**DO THIS:**
Every record should be copied exactly, except that pictures are to be omitted.

Stored data:
....................

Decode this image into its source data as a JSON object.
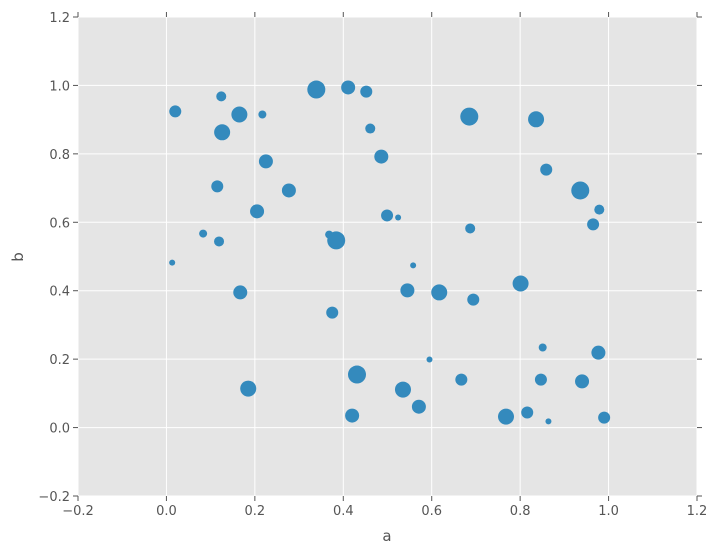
{
  "chart_data": {
    "type": "scatter",
    "title": "",
    "xlabel": "a",
    "ylabel": "b",
    "xlim": [
      -0.2,
      1.2
    ],
    "ylim": [
      -0.2,
      1.2
    ],
    "xticks": [
      "−0.2",
      "0.0",
      "0.2",
      "0.4",
      "0.6",
      "0.8",
      "1.0",
      "1.2"
    ],
    "yticks": [
      "−0.2",
      "0.0",
      "0.2",
      "0.4",
      "0.6",
      "0.8",
      "1.0",
      "1.2"
    ],
    "grid": true,
    "colors": {
      "background": "#e5e5e5",
      "grid": "#ffffff",
      "marker": "#348abd"
    },
    "points": [
      {
        "x": 0.02,
        "y": 0.924,
        "size": 6
      },
      {
        "x": 0.124,
        "y": 0.968,
        "size": 5
      },
      {
        "x": 0.165,
        "y": 0.915,
        "size": 8
      },
      {
        "x": 0.217,
        "y": 0.915,
        "size": 4
      },
      {
        "x": 0.126,
        "y": 0.863,
        "size": 8
      },
      {
        "x": 0.225,
        "y": 0.778,
        "size": 7
      },
      {
        "x": 0.115,
        "y": 0.705,
        "size": 6
      },
      {
        "x": 0.277,
        "y": 0.693,
        "size": 7
      },
      {
        "x": 0.205,
        "y": 0.632,
        "size": 7
      },
      {
        "x": 0.083,
        "y": 0.567,
        "size": 4
      },
      {
        "x": 0.119,
        "y": 0.544,
        "size": 5
      },
      {
        "x": 0.013,
        "y": 0.482,
        "size": 3
      },
      {
        "x": 0.167,
        "y": 0.395,
        "size": 7
      },
      {
        "x": 0.339,
        "y": 0.988,
        "size": 9
      },
      {
        "x": 0.411,
        "y": 0.994,
        "size": 7
      },
      {
        "x": 0.452,
        "y": 0.982,
        "size": 6
      },
      {
        "x": 0.461,
        "y": 0.874,
        "size": 5
      },
      {
        "x": 0.486,
        "y": 0.792,
        "size": 7
      },
      {
        "x": 0.499,
        "y": 0.62,
        "size": 6
      },
      {
        "x": 0.524,
        "y": 0.614,
        "size": 3
      },
      {
        "x": 0.368,
        "y": 0.564,
        "size": 4
      },
      {
        "x": 0.384,
        "y": 0.547,
        "size": 9
      },
      {
        "x": 0.558,
        "y": 0.474,
        "size": 3
      },
      {
        "x": 0.545,
        "y": 0.401,
        "size": 7
      },
      {
        "x": 0.617,
        "y": 0.395,
        "size": 8
      },
      {
        "x": 0.375,
        "y": 0.336,
        "size": 6
      },
      {
        "x": 0.595,
        "y": 0.199,
        "size": 3
      },
      {
        "x": 0.431,
        "y": 0.155,
        "size": 9
      },
      {
        "x": 0.185,
        "y": 0.114,
        "size": 8
      },
      {
        "x": 0.535,
        "y": 0.111,
        "size": 8
      },
      {
        "x": 0.42,
        "y": 0.035,
        "size": 7
      },
      {
        "x": 0.571,
        "y": 0.061,
        "size": 7
      },
      {
        "x": 0.685,
        "y": 0.909,
        "size": 9
      },
      {
        "x": 0.687,
        "y": 0.582,
        "size": 5
      },
      {
        "x": 0.694,
        "y": 0.374,
        "size": 6
      },
      {
        "x": 0.667,
        "y": 0.14,
        "size": 6
      },
      {
        "x": 0.836,
        "y": 0.901,
        "size": 8
      },
      {
        "x": 0.859,
        "y": 0.754,
        "size": 6
      },
      {
        "x": 0.936,
        "y": 0.693,
        "size": 9
      },
      {
        "x": 0.979,
        "y": 0.637,
        "size": 5
      },
      {
        "x": 0.965,
        "y": 0.594,
        "size": 6
      },
      {
        "x": 0.801,
        "y": 0.421,
        "size": 8
      },
      {
        "x": 0.851,
        "y": 0.234,
        "size": 4
      },
      {
        "x": 0.977,
        "y": 0.219,
        "size": 7
      },
      {
        "x": 0.847,
        "y": 0.14,
        "size": 6
      },
      {
        "x": 0.94,
        "y": 0.135,
        "size": 7
      },
      {
        "x": 0.768,
        "y": 0.032,
        "size": 8
      },
      {
        "x": 0.816,
        "y": 0.044,
        "size": 6
      },
      {
        "x": 0.864,
        "y": 0.018,
        "size": 3
      },
      {
        "x": 0.99,
        "y": 0.029,
        "size": 6
      }
    ]
  }
}
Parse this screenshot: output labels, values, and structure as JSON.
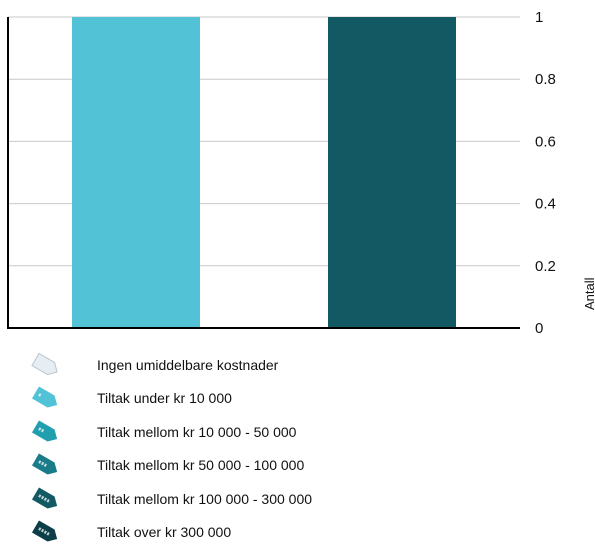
{
  "chart_data": {
    "type": "bar",
    "categories": [
      "",
      ""
    ],
    "values": [
      1,
      1
    ],
    "colors": [
      "#52c2d6",
      "#125964"
    ],
    "ylabel": "Antall",
    "ylim": [
      0,
      1
    ],
    "yticks": [
      0,
      0.2,
      0.4,
      0.6,
      0.8,
      1
    ],
    "ytick_labels": [
      "0",
      "0.2",
      "0.4",
      "0.6",
      "0.8",
      "1"
    ],
    "y_axis_side": "right",
    "grid": true,
    "legend_position": "bottom-left"
  },
  "legend": {
    "items": [
      {
        "label": "Ingen umiddelbare kostnader",
        "icon": "price-tag-icon",
        "color": "#e6edf3"
      },
      {
        "label": "Tiltak under kr 10 000",
        "icon": "price-tag-icon",
        "color": "#52c2d6"
      },
      {
        "label": "Tiltak mellom kr 10 000 - 50 000",
        "icon": "price-tag-icon",
        "color": "#219fae"
      },
      {
        "label": "Tiltak mellom kr 50 000 - 100 000",
        "icon": "price-tag-icon",
        "color": "#1a7b89"
      },
      {
        "label": "Tiltak mellom kr 100 000 - 300 000",
        "icon": "price-tag-icon",
        "color": "#125964"
      },
      {
        "label": "Tiltak over kr  300 000",
        "icon": "price-tag-icon",
        "color": "#0c3d48"
      }
    ]
  }
}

....................

**TASK RESULT:**
Decode this image into its source data as a JSON object.
{
  "chart_data": {
    "type": "scatter",
    "title": "",
    "xlabel": "a",
    "ylabel": "b",
    "xlim": [
      -0.2,
      1.2
    ],
    "ylim": [
      -0.2,
      1.2
    ],
    "xticks": [
      "−0.2",
      "0.0",
      "0.2",
      "0.4",
      "0.6",
      "0.8",
      "1.0",
      "1.2"
    ],
    "yticks": [
      "−0.2",
      "0.0",
      "0.2",
      "0.4",
      "0.6",
      "0.8",
      "1.0",
      "1.2"
    ],
    "grid": true,
    "colors": {
      "background": "#e5e5e5",
      "grid": "#ffffff",
      "marker": "#348abd"
    },
    "points": [
      {
        "x": 0.02,
        "y": 0.924,
        "size": 6
      },
      {
        "x": 0.124,
        "y": 0.968,
        "size": 5
      },
      {
        "x": 0.165,
        "y": 0.915,
        "size": 8
      },
      {
        "x": 0.217,
        "y": 0.915,
        "size": 4
      },
      {
        "x": 0.126,
        "y": 0.863,
        "size": 8
      },
      {
        "x": 0.225,
        "y": 0.778,
        "size": 7
      },
      {
        "x": 0.115,
        "y": 0.705,
        "size": 6
      },
      {
        "x": 0.277,
        "y": 0.693,
        "size": 7
      },
      {
        "x": 0.205,
        "y": 0.632,
        "size": 7
      },
      {
        "x": 0.083,
        "y": 0.567,
        "size": 4
      },
      {
        "x": 0.119,
        "y": 0.544,
        "size": 5
      },
      {
        "x": 0.013,
        "y": 0.482,
        "size": 3
      },
      {
        "x": 0.167,
        "y": 0.395,
        "size": 7
      },
      {
        "x": 0.339,
        "y": 0.988,
        "size": 9
      },
      {
        "x": 0.411,
        "y": 0.994,
        "size": 7
      },
      {
        "x": 0.452,
        "y": 0.982,
        "size": 6
      },
      {
        "x": 0.461,
        "y": 0.874,
        "size": 5
      },
      {
        "x": 0.486,
        "y": 0.792,
        "size": 7
      },
      {
        "x": 0.499,
        "y": 0.62,
        "size": 6
      },
      {
        "x": 0.524,
        "y": 0.614,
        "size": 3
      },
      {
        "x": 0.368,
        "y": 0.564,
        "size": 4
      },
      {
        "x": 0.384,
        "y": 0.547,
        "size": 9
      },
      {
        "x": 0.558,
        "y": 0.474,
        "size": 3
      },
      {
        "x": 0.545,
        "y": 0.401,
        "size": 7
      },
      {
        "x": 0.617,
        "y": 0.395,
        "size": 8
      },
      {
        "x": 0.375,
        "y": 0.336,
        "size": 6
      },
      {
        "x": 0.595,
        "y": 0.199,
        "size": 3
      },
      {
        "x": 0.431,
        "y": 0.155,
        "size": 9
      },
      {
        "x": 0.185,
        "y": 0.114,
        "size": 8
      },
      {
        "x": 0.535,
        "y": 0.111,
        "size": 8
      },
      {
        "x": 0.42,
        "y": 0.035,
        "size": 7
      },
      {
        "x": 0.571,
        "y": 0.061,
        "size": 7
      },
      {
        "x": 0.685,
        "y": 0.909,
        "size": 9
      },
      {
        "x": 0.687,
        "y": 0.582,
        "size": 5
      },
      {
        "x": 0.694,
        "y": 0.374,
        "size": 6
      },
      {
        "x": 0.667,
        "y": 0.14,
        "size": 6
      },
      {
        "x": 0.836,
        "y": 0.901,
        "size": 8
      },
      {
        "x": 0.859,
        "y": 0.754,
        "size": 6
      },
      {
        "x": 0.936,
        "y": 0.693,
        "size": 9
      },
      {
        "x": 0.979,
        "y": 0.637,
        "size": 5
      },
      {
        "x": 0.965,
        "y": 0.594,
        "size": 6
      },
      {
        "x": 0.801,
        "y": 0.421,
        "size": 8
      },
      {
        "x": 0.851,
        "y": 0.234,
        "size": 4
      },
      {
        "x": 0.977,
        "y": 0.219,
        "size": 7
      },
      {
        "x": 0.847,
        "y": 0.14,
        "size": 6
      },
      {
        "x": 0.94,
        "y": 0.135,
        "size": 7
      },
      {
        "x": 0.768,
        "y": 0.032,
        "size": 8
      },
      {
        "x": 0.816,
        "y": 0.044,
        "size": 6
      },
      {
        "x": 0.864,
        "y": 0.018,
        "size": 3
      },
      {
        "x": 0.99,
        "y": 0.029,
        "size": 6
      }
    ]
  }
}
Parse this screenshot: output labels, values, and structure as JSON.
{
  "chart_data": {
    "type": "bar",
    "categories": [
      "",
      ""
    ],
    "values": [
      1,
      1
    ],
    "colors": [
      "#52c2d6",
      "#125964"
    ],
    "ylabel": "Antall",
    "ylim": [
      0,
      1
    ],
    "yticks": [
      0,
      0.2,
      0.4,
      0.6,
      0.8,
      1
    ],
    "ytick_labels": [
      "0",
      "0.2",
      "0.4",
      "0.6",
      "0.8",
      "1"
    ],
    "y_axis_side": "right",
    "grid": true,
    "legend_position": "bottom-left"
  },
  "legend": {
    "items": [
      {
        "label": "Ingen umiddelbare kostnader",
        "icon": "price-tag-icon",
        "color": "#e6edf3"
      },
      {
        "label": "Tiltak under kr 10 000",
        "icon": "price-tag-icon",
        "color": "#52c2d6"
      },
      {
        "label": "Tiltak mellom kr 10 000 - 50 000",
        "icon": "price-tag-icon",
        "color": "#219fae"
      },
      {
        "label": "Tiltak mellom kr 50 000 - 100 000",
        "icon": "price-tag-icon",
        "color": "#1a7b89"
      },
      {
        "label": "Tiltak mellom kr 100 000 - 300 000",
        "icon": "price-tag-icon",
        "color": "#125964"
      },
      {
        "label": "Tiltak over kr  300 000",
        "icon": "price-tag-icon",
        "color": "#0c3d48"
      }
    ]
  }
}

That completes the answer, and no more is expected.